Extracted data entries
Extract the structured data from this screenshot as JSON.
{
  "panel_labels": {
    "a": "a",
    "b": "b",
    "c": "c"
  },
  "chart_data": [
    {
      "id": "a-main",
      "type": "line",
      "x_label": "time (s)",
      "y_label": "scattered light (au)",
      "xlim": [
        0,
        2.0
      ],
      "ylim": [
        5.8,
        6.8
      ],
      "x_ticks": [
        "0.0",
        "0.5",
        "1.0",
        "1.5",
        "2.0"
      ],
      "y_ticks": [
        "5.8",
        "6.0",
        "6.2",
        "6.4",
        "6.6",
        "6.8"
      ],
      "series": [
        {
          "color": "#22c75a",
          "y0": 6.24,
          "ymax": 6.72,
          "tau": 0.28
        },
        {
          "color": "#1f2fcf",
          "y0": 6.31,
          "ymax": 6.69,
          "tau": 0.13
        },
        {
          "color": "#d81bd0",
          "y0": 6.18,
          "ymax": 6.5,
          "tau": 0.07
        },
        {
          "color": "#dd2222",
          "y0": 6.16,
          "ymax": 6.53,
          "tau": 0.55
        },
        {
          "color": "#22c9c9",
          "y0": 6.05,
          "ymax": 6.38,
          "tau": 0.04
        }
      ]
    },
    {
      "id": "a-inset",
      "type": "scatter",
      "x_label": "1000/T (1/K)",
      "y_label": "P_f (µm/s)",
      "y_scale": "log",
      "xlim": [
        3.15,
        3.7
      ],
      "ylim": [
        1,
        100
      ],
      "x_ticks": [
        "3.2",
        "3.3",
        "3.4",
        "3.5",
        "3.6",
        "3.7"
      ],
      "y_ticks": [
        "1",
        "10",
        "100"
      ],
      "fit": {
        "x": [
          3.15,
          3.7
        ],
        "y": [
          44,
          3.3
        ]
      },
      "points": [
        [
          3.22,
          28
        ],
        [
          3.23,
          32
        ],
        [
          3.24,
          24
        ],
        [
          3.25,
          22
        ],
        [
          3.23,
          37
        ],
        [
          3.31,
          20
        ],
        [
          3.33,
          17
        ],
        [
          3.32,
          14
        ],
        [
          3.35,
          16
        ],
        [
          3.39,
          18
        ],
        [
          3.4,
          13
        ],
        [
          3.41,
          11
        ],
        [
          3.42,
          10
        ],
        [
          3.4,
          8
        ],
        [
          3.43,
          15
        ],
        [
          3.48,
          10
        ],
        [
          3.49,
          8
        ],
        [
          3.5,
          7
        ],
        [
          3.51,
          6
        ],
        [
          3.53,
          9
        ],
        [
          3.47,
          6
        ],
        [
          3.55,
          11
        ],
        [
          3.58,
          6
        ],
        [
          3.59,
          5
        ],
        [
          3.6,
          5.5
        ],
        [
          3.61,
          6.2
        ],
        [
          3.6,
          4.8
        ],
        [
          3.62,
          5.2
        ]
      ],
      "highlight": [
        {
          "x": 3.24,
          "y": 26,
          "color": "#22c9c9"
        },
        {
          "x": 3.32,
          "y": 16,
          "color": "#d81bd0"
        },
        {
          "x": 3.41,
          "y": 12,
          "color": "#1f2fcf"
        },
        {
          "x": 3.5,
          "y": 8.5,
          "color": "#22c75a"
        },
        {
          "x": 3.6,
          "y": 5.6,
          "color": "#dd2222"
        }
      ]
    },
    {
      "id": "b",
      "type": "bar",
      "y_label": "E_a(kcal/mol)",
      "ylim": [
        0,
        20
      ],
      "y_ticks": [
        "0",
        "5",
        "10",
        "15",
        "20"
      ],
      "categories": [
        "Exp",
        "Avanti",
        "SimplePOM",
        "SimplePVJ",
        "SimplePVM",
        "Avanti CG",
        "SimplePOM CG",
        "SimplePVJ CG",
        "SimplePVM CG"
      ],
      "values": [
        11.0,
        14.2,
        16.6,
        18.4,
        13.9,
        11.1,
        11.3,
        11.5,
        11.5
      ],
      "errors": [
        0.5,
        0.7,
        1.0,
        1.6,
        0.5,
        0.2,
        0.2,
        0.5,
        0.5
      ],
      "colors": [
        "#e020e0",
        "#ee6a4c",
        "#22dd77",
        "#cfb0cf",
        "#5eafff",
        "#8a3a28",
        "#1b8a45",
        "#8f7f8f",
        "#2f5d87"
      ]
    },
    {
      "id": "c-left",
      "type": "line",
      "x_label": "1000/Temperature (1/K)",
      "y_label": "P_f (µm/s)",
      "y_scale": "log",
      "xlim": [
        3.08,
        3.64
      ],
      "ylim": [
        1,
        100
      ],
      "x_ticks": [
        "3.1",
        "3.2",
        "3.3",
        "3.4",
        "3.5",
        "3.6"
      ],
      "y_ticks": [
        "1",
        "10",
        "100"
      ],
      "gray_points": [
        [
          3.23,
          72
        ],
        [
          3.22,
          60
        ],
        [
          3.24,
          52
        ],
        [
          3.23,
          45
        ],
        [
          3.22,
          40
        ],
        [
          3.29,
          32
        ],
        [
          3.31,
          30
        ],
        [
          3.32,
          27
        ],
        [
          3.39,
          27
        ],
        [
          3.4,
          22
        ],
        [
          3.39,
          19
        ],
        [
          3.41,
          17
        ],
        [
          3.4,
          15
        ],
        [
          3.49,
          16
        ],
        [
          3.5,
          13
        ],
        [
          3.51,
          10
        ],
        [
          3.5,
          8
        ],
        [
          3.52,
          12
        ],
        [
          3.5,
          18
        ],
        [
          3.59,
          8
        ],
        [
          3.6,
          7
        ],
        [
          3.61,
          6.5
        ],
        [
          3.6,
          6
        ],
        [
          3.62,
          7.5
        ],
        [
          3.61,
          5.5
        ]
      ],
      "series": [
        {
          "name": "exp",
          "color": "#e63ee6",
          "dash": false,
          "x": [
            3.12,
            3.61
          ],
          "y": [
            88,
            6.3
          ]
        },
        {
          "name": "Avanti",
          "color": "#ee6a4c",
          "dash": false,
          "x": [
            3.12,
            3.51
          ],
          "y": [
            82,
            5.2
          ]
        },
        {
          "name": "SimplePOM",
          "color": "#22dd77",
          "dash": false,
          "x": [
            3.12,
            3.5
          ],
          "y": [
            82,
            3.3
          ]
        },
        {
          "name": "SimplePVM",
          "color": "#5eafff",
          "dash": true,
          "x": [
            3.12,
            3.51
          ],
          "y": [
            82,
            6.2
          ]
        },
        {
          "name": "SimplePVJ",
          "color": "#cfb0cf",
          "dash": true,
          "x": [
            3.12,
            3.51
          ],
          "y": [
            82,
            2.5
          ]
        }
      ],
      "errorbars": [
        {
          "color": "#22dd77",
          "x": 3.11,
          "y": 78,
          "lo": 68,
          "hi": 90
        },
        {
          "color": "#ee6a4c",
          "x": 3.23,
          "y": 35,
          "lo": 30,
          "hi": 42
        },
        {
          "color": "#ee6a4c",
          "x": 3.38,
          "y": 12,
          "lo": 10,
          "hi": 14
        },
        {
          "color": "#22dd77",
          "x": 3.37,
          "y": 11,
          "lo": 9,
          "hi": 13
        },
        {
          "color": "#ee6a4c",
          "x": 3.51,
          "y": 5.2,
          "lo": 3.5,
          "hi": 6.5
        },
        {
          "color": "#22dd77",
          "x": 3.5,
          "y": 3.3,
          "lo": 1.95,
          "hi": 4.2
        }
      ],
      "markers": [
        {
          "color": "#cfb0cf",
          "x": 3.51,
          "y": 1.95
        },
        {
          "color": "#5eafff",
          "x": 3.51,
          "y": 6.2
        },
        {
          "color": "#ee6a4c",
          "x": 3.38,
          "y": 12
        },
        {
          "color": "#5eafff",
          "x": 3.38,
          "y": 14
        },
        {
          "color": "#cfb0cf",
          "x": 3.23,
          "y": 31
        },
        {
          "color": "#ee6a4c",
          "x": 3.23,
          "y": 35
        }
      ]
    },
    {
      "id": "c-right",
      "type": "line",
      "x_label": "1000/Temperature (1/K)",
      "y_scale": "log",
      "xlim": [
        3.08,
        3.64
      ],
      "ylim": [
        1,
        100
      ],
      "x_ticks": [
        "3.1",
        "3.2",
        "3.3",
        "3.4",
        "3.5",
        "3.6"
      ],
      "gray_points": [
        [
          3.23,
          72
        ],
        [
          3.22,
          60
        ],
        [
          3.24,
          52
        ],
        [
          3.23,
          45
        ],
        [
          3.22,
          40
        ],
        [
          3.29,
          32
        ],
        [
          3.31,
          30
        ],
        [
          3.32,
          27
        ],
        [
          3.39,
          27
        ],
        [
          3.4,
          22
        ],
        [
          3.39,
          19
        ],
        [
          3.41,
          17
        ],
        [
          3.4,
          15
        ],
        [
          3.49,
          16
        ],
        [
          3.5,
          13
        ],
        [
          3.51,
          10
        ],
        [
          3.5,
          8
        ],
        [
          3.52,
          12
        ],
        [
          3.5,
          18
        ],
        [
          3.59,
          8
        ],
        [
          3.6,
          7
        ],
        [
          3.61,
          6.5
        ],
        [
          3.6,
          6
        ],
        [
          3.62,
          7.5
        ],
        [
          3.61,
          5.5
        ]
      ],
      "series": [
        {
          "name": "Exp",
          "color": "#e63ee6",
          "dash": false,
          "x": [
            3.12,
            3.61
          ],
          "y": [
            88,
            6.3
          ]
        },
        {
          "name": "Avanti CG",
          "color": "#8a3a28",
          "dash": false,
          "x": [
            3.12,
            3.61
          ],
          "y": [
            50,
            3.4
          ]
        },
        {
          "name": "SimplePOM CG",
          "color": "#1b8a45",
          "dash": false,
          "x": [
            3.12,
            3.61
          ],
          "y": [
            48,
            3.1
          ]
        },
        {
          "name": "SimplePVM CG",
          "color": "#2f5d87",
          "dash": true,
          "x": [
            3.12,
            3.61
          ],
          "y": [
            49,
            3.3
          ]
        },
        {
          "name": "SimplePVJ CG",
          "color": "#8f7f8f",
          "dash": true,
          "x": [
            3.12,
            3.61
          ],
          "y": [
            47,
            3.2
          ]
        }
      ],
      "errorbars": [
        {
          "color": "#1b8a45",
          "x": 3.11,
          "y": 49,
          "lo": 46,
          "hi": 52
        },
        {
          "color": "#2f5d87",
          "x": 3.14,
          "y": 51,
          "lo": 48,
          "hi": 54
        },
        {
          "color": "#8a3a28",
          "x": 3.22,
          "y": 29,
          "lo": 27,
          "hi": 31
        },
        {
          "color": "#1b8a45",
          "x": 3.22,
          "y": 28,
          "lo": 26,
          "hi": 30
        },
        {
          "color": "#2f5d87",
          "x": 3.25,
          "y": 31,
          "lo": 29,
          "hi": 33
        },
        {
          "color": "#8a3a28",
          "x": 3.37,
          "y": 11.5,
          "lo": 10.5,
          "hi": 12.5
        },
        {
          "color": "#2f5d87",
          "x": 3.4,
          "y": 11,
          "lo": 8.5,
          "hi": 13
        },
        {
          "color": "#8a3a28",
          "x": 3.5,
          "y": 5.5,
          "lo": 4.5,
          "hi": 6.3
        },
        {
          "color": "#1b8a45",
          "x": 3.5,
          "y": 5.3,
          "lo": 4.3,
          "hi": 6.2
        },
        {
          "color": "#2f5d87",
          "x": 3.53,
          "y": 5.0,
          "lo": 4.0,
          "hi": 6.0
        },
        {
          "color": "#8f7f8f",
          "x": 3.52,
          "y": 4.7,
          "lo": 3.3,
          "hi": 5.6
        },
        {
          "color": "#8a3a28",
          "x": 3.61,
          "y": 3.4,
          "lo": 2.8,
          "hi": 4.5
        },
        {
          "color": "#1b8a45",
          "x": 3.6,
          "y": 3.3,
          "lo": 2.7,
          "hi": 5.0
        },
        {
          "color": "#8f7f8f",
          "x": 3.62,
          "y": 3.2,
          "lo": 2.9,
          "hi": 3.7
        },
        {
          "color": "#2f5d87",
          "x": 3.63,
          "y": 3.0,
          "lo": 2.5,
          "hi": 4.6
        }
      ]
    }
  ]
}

• _DIRECTION_
From the entries above, extract every line where the word "SimplePVM" appears.

• _COMPLETE RESPONSE_
        "SimplePVM",
        "SimplePVM CG"
          "name": "SimplePVM",
          "name": "SimplePVM CG",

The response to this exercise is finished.